— Start Material shown —
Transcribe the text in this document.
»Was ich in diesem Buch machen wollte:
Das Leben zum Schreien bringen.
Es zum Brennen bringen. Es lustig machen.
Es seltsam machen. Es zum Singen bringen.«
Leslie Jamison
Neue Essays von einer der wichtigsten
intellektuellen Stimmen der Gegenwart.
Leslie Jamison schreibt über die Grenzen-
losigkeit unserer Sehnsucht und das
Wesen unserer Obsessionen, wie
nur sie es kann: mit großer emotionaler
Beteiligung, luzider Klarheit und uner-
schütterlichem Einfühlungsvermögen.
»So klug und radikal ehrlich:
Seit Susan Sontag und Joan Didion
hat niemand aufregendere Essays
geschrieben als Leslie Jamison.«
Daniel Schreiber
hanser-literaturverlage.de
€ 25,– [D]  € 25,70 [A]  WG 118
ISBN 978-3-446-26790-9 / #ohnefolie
— End Material shown —
— Start Material shown —
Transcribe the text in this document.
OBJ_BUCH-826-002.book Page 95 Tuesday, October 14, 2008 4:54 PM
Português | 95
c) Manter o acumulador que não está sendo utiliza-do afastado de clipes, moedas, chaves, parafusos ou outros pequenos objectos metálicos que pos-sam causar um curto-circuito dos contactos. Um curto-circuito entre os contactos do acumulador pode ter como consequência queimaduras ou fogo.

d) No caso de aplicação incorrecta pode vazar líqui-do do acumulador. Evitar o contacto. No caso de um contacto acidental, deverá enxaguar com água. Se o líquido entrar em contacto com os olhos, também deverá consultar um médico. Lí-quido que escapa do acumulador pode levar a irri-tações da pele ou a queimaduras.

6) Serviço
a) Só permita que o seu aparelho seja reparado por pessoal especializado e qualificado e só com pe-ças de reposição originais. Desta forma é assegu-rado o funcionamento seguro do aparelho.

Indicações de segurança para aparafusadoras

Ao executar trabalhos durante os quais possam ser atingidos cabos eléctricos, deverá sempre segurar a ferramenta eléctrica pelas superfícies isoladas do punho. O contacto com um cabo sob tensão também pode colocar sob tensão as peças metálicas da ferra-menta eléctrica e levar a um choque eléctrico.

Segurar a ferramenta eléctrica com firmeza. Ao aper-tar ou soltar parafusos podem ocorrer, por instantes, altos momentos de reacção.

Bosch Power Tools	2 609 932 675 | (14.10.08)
— End Material shown —
— Start Material shown —
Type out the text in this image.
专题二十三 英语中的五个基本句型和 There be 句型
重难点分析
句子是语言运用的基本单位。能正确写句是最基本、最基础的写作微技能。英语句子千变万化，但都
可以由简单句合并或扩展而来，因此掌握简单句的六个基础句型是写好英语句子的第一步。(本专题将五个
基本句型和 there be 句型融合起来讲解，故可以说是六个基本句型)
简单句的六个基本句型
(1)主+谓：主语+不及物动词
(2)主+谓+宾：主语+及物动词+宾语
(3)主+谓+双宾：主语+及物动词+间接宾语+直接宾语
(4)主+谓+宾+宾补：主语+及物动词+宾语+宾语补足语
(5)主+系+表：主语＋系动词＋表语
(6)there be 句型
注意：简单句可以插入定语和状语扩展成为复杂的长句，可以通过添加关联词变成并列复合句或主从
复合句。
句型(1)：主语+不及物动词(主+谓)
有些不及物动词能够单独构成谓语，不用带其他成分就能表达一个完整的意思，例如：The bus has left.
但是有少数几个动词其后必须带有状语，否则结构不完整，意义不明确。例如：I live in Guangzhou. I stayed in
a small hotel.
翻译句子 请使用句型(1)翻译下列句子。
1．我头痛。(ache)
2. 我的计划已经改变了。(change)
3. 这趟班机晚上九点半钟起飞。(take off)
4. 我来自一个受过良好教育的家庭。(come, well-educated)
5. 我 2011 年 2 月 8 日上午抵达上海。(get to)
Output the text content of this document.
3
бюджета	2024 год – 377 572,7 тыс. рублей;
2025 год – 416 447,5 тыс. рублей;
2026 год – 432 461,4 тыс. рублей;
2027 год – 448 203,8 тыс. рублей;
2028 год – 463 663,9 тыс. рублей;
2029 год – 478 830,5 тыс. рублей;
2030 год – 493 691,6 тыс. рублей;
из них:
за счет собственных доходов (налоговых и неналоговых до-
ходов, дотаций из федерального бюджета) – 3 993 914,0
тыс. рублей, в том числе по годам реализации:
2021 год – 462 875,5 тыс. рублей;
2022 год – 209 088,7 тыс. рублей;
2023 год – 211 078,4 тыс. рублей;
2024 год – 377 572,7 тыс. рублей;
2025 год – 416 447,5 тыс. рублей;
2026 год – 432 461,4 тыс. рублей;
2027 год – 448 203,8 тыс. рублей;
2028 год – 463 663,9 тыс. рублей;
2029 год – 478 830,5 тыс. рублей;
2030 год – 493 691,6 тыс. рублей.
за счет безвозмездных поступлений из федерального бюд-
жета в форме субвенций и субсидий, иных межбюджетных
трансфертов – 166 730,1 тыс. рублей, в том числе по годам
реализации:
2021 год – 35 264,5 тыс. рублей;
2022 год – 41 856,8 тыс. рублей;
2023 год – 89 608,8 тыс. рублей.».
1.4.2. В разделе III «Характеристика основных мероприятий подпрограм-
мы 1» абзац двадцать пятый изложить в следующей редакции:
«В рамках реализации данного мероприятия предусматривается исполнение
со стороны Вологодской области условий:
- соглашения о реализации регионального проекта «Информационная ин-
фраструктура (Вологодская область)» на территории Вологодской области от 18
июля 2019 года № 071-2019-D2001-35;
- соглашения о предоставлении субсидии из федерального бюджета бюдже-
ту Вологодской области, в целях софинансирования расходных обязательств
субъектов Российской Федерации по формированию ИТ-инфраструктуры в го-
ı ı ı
— End Material shown —
**Your objective:** On how many lines does the word "levar" appear? Answer with only the number.

**Task result:** 2